## WHAT IS EXPECTED
Transcribe all of the material below word for word and leave out its pictures.

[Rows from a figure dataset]
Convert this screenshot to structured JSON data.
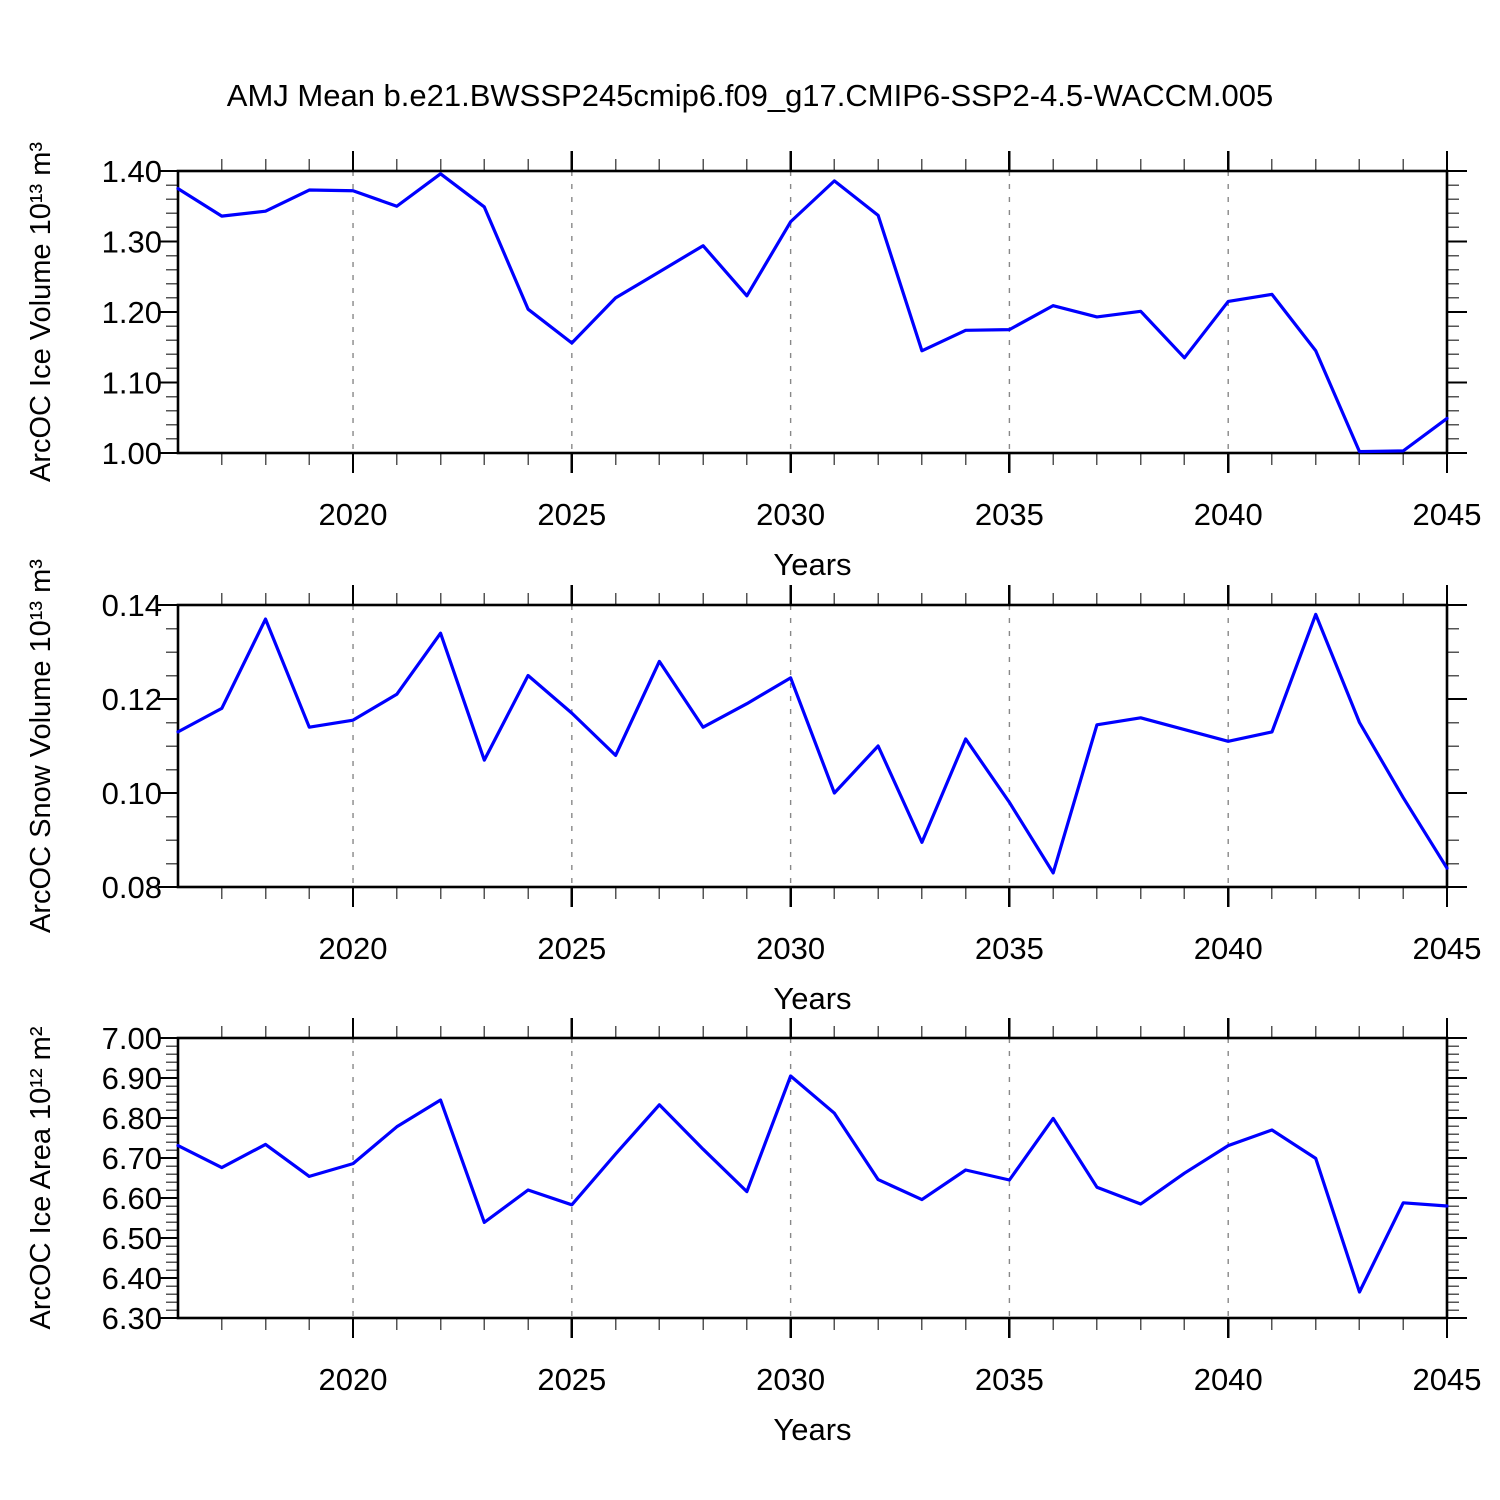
{
  "chart_data": {
    "type": "line",
    "title": "AMJ Mean b.e21.BWSSP245cmip6.f09_g17.CMIP6-SSP2-4.5-WACCM.005",
    "xlabel": "Years",
    "xlim": [
      2016,
      2045
    ],
    "x": [
      2016,
      2017,
      2018,
      2019,
      2020,
      2021,
      2022,
      2023,
      2024,
      2025,
      2026,
      2027,
      2028,
      2029,
      2030,
      2031,
      2032,
      2033,
      2034,
      2035,
      2036,
      2037,
      2038,
      2039,
      2040,
      2041,
      2042,
      2043,
      2044,
      2045
    ],
    "x_major_ticks": [
      2020,
      2025,
      2030,
      2035,
      2040,
      2045
    ],
    "x_minor_step": 1,
    "x_gridlines": [
      2020,
      2025,
      2030,
      2035,
      2040
    ],
    "grid_style": "dashed",
    "legend": "none",
    "colors": {
      "line": "#0000ff",
      "frame": "#000000",
      "gridline": "#888888",
      "minor_tick": "#555555"
    },
    "panels": [
      {
        "name": "ice-volume",
        "ylabel": "ArcOC Ice Volume 10¹³ m³",
        "ylim": [
          1.0,
          1.4
        ],
        "y_major_step": 0.1,
        "y_minor_step": 0.02,
        "y_label_decimals": 2,
        "values": [
          1.375,
          1.336,
          1.343,
          1.373,
          1.372,
          1.35,
          1.396,
          1.349,
          1.204,
          1.156,
          1.22,
          1.257,
          1.294,
          1.223,
          1.328,
          1.386,
          1.337,
          1.145,
          1.174,
          1.175,
          1.209,
          1.193,
          1.201,
          1.135,
          1.215,
          1.225,
          1.145,
          1.002,
          1.003,
          1.049
        ]
      },
      {
        "name": "snow-volume",
        "ylabel": "ArcOC Snow Volume 10¹³ m³",
        "ylim": [
          0.08,
          0.14
        ],
        "y_major_step": 0.02,
        "y_minor_step": 0.005,
        "y_label_decimals": 2,
        "values": [
          0.113,
          0.118,
          0.137,
          0.114,
          0.1155,
          0.121,
          0.134,
          0.107,
          0.125,
          0.117,
          0.108,
          0.128,
          0.114,
          0.119,
          0.1245,
          0.1,
          0.11,
          0.0895,
          0.1115,
          0.098,
          0.083,
          0.1145,
          0.116,
          0.1135,
          0.111,
          0.113,
          0.138,
          0.115,
          0.099,
          0.084
        ]
      },
      {
        "name": "ice-area",
        "ylabel": "ArcOC Ice Area 10¹² m²",
        "ylim": [
          6.3,
          7.0
        ],
        "y_major_step": 0.1,
        "y_minor_step": 0.02,
        "y_label_decimals": 2,
        "values": [
          6.731,
          6.676,
          6.734,
          6.654,
          6.686,
          6.778,
          6.845,
          6.539,
          6.62,
          6.583,
          6.71,
          6.833,
          6.722,
          6.616,
          6.905,
          6.812,
          6.646,
          6.596,
          6.67,
          6.645,
          6.799,
          6.627,
          6.585,
          6.662,
          6.731,
          6.77,
          6.699,
          6.365,
          6.588,
          6.58
        ]
      }
    ]
  }
}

## EXPECTED OUTPUT
Convert this screenshot to structured JSON data.
{
  "chart_data": {
    "type": "line",
    "title": "AMJ Mean b.e21.BWSSP245cmip6.f09_g17.CMIP6-SSP2-4.5-WACCM.005",
    "xlabel": "Years",
    "xlim": [
      2016,
      2045
    ],
    "x": [
      2016,
      2017,
      2018,
      2019,
      2020,
      2021,
      2022,
      2023,
      2024,
      2025,
      2026,
      2027,
      2028,
      2029,
      2030,
      2031,
      2032,
      2033,
      2034,
      2035,
      2036,
      2037,
      2038,
      2039,
      2040,
      2041,
      2042,
      2043,
      2044,
      2045
    ],
    "x_major_ticks": [
      2020,
      2025,
      2030,
      2035,
      2040,
      2045
    ],
    "x_minor_step": 1,
    "x_gridlines": [
      2020,
      2025,
      2030,
      2035,
      2040
    ],
    "grid_style": "dashed",
    "legend": "none",
    "colors": {
      "line": "#0000ff",
      "frame": "#000000",
      "gridline": "#888888",
      "minor_tick": "#555555"
    },
    "panels": [
      {
        "name": "ice-volume",
        "ylabel": "ArcOC Ice Volume 10¹³ m³",
        "ylim": [
          1.0,
          1.4
        ],
        "y_major_step": 0.1,
        "y_minor_step": 0.02,
        "y_label_decimals": 2,
        "values": [
          1.375,
          1.336,
          1.343,
          1.373,
          1.372,
          1.35,
          1.396,
          1.349,
          1.204,
          1.156,
          1.22,
          1.257,
          1.294,
          1.223,
          1.328,
          1.386,
          1.337,
          1.145,
          1.174,
          1.175,
          1.209,
          1.193,
          1.201,
          1.135,
          1.215,
          1.225,
          1.145,
          1.002,
          1.003,
          1.049
        ]
      },
      {
        "name": "snow-volume",
        "ylabel": "ArcOC Snow Volume 10¹³ m³",
        "ylim": [
          0.08,
          0.14
        ],
        "y_major_step": 0.02,
        "y_minor_step": 0.005,
        "y_label_decimals": 2,
        "values": [
          0.113,
          0.118,
          0.137,
          0.114,
          0.1155,
          0.121,
          0.134,
          0.107,
          0.125,
          0.117,
          0.108,
          0.128,
          0.114,
          0.119,
          0.1245,
          0.1,
          0.11,
          0.0895,
          0.1115,
          0.098,
          0.083,
          0.1145,
          0.116,
          0.1135,
          0.111,
          0.113,
          0.138,
          0.115,
          0.099,
          0.084
        ]
      },
      {
        "name": "ice-area",
        "ylabel": "ArcOC Ice Area 10¹² m²",
        "ylim": [
          6.3,
          7.0
        ],
        "y_major_step": 0.1,
        "y_minor_step": 0.02,
        "y_label_decimals": 2,
        "values": [
          6.731,
          6.676,
          6.734,
          6.654,
          6.686,
          6.778,
          6.845,
          6.539,
          6.62,
          6.583,
          6.71,
          6.833,
          6.722,
          6.616,
          6.905,
          6.812,
          6.646,
          6.596,
          6.67,
          6.645,
          6.799,
          6.627,
          6.585,
          6.662,
          6.731,
          6.77,
          6.699,
          6.365,
          6.588,
          6.58
        ]
      }
    ]
  }
}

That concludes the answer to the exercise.